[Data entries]
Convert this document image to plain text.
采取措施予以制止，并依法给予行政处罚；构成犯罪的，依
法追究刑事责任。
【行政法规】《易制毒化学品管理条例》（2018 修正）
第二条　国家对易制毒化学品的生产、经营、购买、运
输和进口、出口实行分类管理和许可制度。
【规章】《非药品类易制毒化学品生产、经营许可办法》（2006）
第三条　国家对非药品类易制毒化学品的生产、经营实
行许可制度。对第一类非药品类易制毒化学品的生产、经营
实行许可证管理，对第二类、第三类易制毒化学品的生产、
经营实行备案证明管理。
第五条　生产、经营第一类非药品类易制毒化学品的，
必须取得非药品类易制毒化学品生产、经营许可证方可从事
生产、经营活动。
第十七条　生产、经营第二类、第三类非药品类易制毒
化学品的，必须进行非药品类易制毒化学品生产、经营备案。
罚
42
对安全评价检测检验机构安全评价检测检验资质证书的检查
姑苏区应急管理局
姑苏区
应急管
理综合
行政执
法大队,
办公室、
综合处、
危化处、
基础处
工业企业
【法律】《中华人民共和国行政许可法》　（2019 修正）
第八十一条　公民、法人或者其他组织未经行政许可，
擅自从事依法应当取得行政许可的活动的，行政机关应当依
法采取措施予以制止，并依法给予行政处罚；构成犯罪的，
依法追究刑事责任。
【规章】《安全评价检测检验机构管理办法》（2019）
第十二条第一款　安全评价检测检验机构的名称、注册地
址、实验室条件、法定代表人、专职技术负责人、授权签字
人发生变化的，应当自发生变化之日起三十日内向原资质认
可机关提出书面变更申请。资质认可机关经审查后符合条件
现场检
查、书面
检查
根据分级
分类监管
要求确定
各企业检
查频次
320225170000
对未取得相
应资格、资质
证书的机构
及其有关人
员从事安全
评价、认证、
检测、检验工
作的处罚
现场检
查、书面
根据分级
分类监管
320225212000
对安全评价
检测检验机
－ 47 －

▸ **AIM**
Every entry needs to be retyped exactly.

▸ **ANSWER FOR THIS EXERCISE**
Convert this document image to plain text.
采取措施予以制止，并依法给予行政处罚；构成犯罪的，依
法追究刑事责任。
【行政法规】《易制毒化学品管理条例》（2018 修正）
第二条　国家对易制毒化学品的生产、经营、购买、运
输和进口、出口实行分类管理和许可制度。
【规章】《非药品类易制毒化学品生产、经营许可办法》（2006）
第三条　国家对非药品类易制毒化学品的生产、经营实
行许可制度。对第一类非药品类易制毒化学品的生产、经营
实行许可证管理，对第二类、第三类易制毒化学品的生产、
经营实行备案证明管理。
第五条　生产、经营第一类非药品类易制毒化学品的，
必须取得非药品类易制毒化学品生产、经营许可证方可从事
生产、经营活动。
第十七条　生产、经营第二类、第三类非药品类易制毒
化学品的，必须进行非药品类易制毒化学品生产、经营备案。
罚
42
对安全评价检测检验机构安全评价检测检验资质证书的检查
姑苏区应急管理局
姑苏区
应急管
理综合
行政执
法大队,
办公室、
综合处、
危化处、
基础处
工业企业
【法律】《中华人民共和国行政许可法》　（2019 修正）
第八十一条　公民、法人或者其他组织未经行政许可，
擅自从事依法应当取得行政许可的活动的，行政机关应当依
法采取措施予以制止，并依法给予行政处罚；构成犯罪的，
依法追究刑事责任。
【规章】《安全评价检测检验机构管理办法》（2019）
第十二条第一款　安全评价检测检验机构的名称、注册地
址、实验室条件、法定代表人、专职技术负责人、授权签字
人发生变化的，应当自发生变化之日起三十日内向原资质认
可机关提出书面变更申请。资质认可机关经审查后符合条件
现场检
查、书面
检查
根据分级
分类监管
要求确定
各企业检
查频次
320225170000
对未取得相
应资格、资质
证书的机构
及其有关人
员从事安全
评价、认证、
检测、检验工
作的处罚
现场检
查、书面
根据分级
分类监管
320225212000
对安全评价
检测检验机
－ 47 －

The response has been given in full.